- Requirement -
Find each line in the items below that contains the string "tick", with case counting, and copy those lines out.

- Working data -

....................

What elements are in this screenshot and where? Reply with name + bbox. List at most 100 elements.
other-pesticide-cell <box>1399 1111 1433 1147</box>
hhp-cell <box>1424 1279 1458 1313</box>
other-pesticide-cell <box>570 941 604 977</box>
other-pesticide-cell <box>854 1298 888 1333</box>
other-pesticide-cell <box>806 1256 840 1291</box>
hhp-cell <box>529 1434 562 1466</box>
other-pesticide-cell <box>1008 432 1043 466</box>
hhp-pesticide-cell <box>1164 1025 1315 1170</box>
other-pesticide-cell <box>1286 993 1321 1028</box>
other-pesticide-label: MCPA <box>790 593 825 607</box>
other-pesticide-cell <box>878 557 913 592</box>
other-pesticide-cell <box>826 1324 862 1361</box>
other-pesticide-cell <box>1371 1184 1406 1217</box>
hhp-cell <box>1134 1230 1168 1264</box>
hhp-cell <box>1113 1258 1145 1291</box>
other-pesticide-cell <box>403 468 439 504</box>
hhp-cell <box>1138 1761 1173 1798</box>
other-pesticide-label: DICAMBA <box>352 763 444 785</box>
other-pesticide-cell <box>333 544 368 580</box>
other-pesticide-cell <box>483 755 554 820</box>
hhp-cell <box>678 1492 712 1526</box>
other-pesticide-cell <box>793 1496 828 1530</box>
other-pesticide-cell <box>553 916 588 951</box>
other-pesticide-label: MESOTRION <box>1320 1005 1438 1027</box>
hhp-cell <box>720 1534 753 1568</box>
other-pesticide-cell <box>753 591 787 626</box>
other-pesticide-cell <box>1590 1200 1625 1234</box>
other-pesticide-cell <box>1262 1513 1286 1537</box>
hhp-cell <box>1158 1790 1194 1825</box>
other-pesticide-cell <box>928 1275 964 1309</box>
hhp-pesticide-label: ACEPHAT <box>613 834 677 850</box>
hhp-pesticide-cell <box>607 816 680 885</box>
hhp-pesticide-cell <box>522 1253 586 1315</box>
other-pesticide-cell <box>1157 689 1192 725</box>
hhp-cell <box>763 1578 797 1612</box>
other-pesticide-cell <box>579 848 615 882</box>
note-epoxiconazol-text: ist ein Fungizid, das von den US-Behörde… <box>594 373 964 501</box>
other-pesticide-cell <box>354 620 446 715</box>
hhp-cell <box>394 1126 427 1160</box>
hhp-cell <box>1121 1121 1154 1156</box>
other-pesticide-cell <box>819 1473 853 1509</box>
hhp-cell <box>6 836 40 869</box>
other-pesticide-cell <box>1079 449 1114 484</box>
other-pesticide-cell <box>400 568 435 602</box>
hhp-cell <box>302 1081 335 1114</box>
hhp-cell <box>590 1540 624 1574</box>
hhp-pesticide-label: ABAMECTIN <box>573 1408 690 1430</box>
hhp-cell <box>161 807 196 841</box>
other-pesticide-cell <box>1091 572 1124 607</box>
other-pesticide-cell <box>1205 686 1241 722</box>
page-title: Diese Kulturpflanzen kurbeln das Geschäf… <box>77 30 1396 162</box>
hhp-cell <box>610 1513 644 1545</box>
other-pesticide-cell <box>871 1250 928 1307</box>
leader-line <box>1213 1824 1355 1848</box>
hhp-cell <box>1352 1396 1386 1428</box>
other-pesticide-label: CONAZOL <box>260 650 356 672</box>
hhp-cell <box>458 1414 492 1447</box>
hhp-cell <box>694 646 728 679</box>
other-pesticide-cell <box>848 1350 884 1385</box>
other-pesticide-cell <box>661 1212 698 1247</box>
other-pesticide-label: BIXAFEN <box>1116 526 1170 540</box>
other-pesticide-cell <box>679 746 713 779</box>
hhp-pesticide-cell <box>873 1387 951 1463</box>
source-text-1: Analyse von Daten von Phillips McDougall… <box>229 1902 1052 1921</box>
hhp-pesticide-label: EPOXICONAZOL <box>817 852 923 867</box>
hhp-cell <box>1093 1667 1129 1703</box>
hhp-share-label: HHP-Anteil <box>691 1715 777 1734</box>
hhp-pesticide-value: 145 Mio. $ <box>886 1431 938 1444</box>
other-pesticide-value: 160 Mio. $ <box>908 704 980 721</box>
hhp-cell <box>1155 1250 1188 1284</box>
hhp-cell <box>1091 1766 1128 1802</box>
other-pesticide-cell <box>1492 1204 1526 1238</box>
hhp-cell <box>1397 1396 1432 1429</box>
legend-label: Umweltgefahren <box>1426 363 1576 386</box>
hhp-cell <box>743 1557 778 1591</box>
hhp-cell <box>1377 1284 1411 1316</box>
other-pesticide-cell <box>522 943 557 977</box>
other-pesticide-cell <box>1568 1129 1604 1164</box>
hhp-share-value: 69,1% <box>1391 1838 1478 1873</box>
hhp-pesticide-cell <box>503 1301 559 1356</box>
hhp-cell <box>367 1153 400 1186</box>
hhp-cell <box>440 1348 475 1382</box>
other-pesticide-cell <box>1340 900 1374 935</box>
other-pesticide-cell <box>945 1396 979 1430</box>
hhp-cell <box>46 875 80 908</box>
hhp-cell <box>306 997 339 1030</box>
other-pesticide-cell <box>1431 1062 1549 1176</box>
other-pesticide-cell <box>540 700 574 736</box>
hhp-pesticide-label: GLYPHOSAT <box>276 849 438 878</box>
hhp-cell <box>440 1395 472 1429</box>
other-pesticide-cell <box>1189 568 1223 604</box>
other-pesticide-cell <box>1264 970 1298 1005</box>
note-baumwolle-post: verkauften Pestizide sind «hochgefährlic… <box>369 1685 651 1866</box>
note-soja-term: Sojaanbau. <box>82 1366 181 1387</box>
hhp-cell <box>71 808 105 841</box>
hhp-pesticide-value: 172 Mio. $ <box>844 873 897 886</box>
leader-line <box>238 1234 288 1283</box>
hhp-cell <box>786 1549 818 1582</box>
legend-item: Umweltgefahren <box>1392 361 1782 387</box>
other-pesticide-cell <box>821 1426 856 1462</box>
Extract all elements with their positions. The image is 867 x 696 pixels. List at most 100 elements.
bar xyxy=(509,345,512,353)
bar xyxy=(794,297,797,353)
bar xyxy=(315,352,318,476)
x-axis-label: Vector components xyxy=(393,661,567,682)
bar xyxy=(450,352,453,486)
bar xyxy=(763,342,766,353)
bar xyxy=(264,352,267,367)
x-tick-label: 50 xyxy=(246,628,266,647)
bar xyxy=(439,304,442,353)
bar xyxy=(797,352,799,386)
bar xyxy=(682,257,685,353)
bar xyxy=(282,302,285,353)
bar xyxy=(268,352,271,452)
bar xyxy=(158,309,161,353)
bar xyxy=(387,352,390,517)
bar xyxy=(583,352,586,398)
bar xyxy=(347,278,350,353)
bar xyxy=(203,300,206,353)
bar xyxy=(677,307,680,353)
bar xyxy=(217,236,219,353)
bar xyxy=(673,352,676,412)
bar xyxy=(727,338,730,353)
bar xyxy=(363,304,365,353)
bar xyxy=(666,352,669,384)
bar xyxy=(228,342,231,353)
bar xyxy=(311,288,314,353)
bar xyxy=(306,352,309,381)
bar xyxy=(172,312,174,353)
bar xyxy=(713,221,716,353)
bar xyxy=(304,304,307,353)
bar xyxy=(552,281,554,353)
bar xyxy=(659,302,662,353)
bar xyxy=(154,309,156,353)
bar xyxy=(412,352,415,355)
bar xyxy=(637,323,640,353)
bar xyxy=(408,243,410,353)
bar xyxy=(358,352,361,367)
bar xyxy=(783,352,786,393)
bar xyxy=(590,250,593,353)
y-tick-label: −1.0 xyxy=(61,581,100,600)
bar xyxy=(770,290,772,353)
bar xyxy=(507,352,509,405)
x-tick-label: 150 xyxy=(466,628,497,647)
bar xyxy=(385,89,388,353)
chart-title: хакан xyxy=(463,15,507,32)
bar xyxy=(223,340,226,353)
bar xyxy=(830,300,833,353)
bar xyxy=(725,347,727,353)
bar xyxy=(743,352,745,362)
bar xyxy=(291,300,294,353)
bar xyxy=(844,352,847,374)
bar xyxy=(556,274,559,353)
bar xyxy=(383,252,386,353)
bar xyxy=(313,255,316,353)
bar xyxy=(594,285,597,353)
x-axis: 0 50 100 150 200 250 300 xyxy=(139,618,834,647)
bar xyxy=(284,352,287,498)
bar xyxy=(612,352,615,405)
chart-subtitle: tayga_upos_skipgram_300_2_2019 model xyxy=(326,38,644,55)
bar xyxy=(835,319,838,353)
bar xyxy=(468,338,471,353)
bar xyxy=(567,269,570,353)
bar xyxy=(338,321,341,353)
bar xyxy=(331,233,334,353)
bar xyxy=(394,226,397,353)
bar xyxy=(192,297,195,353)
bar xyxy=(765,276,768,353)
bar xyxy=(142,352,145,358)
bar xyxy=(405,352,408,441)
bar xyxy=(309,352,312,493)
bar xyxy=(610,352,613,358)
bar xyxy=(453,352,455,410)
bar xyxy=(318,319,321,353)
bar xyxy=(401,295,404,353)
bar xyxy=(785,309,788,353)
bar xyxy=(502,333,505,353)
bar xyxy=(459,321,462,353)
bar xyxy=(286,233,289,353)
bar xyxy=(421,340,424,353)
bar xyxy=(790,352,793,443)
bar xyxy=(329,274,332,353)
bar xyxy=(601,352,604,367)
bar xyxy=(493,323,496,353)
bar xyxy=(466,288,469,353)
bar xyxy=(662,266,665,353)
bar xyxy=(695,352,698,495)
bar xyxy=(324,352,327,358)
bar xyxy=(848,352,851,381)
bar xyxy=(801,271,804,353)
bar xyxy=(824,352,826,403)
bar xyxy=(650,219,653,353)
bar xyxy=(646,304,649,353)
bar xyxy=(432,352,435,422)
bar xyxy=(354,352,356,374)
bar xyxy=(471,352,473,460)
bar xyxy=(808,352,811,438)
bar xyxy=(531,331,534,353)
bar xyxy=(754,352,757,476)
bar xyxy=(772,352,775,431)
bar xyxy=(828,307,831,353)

....................

- Complete response -
x-tick-label: 50 xyxy=(246,628,266,647)
y-tick-label: −1.0 xyxy=(61,581,100,600)
x-tick-label: 150 xyxy=(466,628,497,647)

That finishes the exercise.